STATED GOAL: Where a line contains the word "photo", copy that line.

INPUT RECORDS:
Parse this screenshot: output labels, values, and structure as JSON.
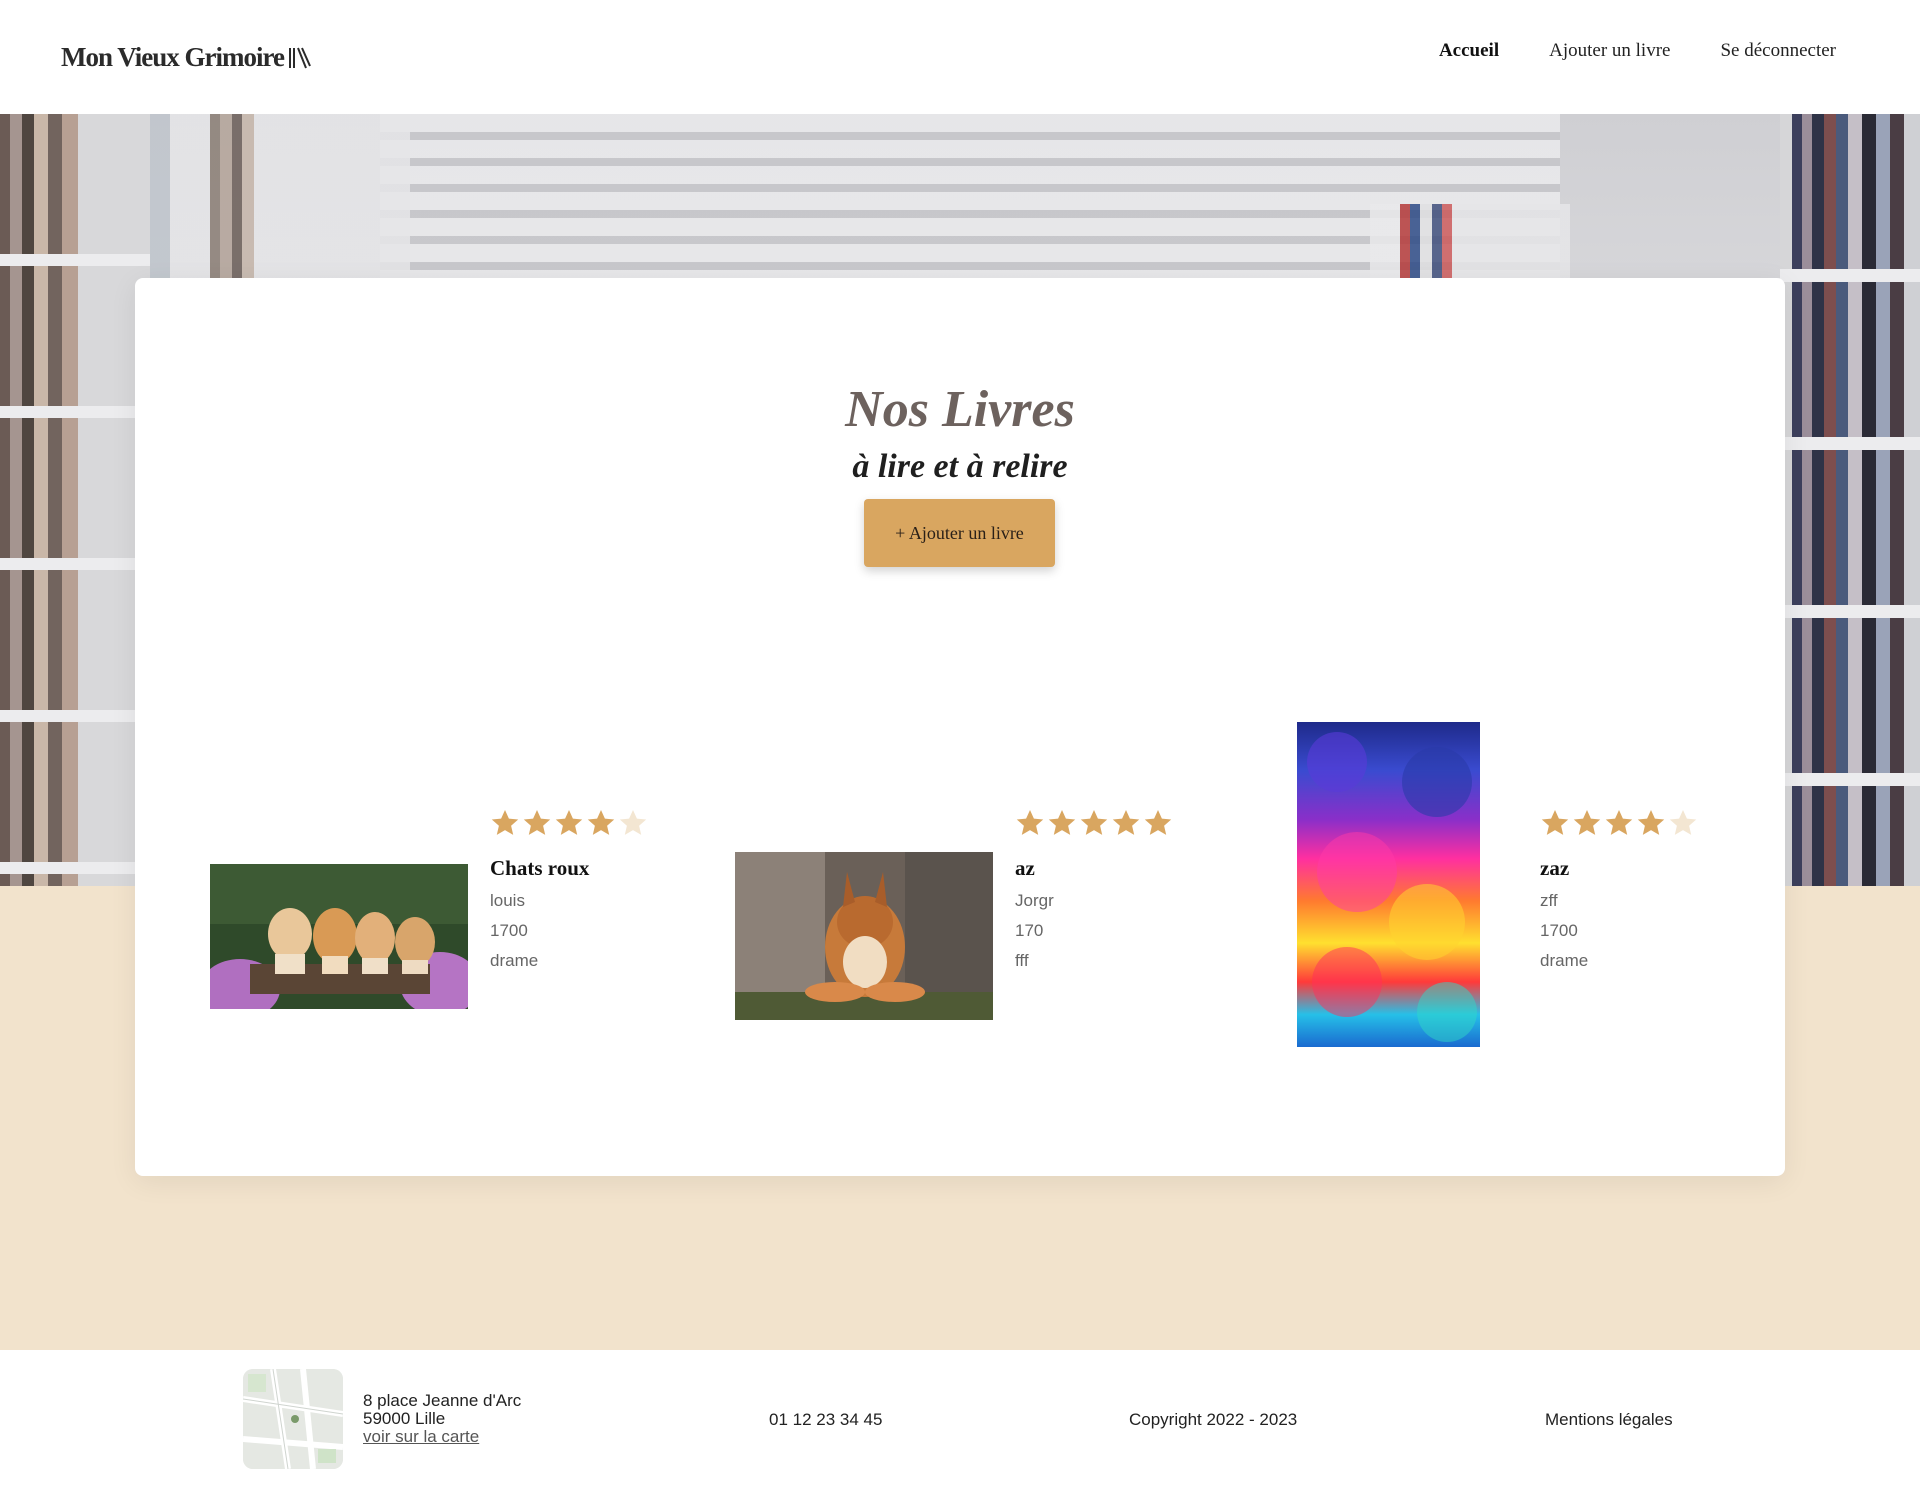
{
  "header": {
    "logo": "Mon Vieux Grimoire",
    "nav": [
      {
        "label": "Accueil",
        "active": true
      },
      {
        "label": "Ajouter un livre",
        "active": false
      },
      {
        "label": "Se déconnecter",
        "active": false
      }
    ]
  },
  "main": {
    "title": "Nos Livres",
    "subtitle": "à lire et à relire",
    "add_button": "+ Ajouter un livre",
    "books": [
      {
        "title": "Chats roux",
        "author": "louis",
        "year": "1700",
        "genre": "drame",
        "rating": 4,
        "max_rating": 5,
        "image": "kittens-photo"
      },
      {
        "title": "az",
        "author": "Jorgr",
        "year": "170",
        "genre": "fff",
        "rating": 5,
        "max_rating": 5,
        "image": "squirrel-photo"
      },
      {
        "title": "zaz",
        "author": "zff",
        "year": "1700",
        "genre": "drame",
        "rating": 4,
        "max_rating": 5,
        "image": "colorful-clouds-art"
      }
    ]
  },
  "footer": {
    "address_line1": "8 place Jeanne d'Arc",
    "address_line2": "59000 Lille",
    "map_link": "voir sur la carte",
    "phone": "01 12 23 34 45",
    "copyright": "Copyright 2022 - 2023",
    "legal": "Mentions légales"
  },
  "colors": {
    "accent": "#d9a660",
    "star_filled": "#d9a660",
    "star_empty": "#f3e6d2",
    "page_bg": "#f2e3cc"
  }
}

RESPONSE FOR THIS EXERCISE:
        "image": "kittens-photo"
        "image": "squirrel-photo"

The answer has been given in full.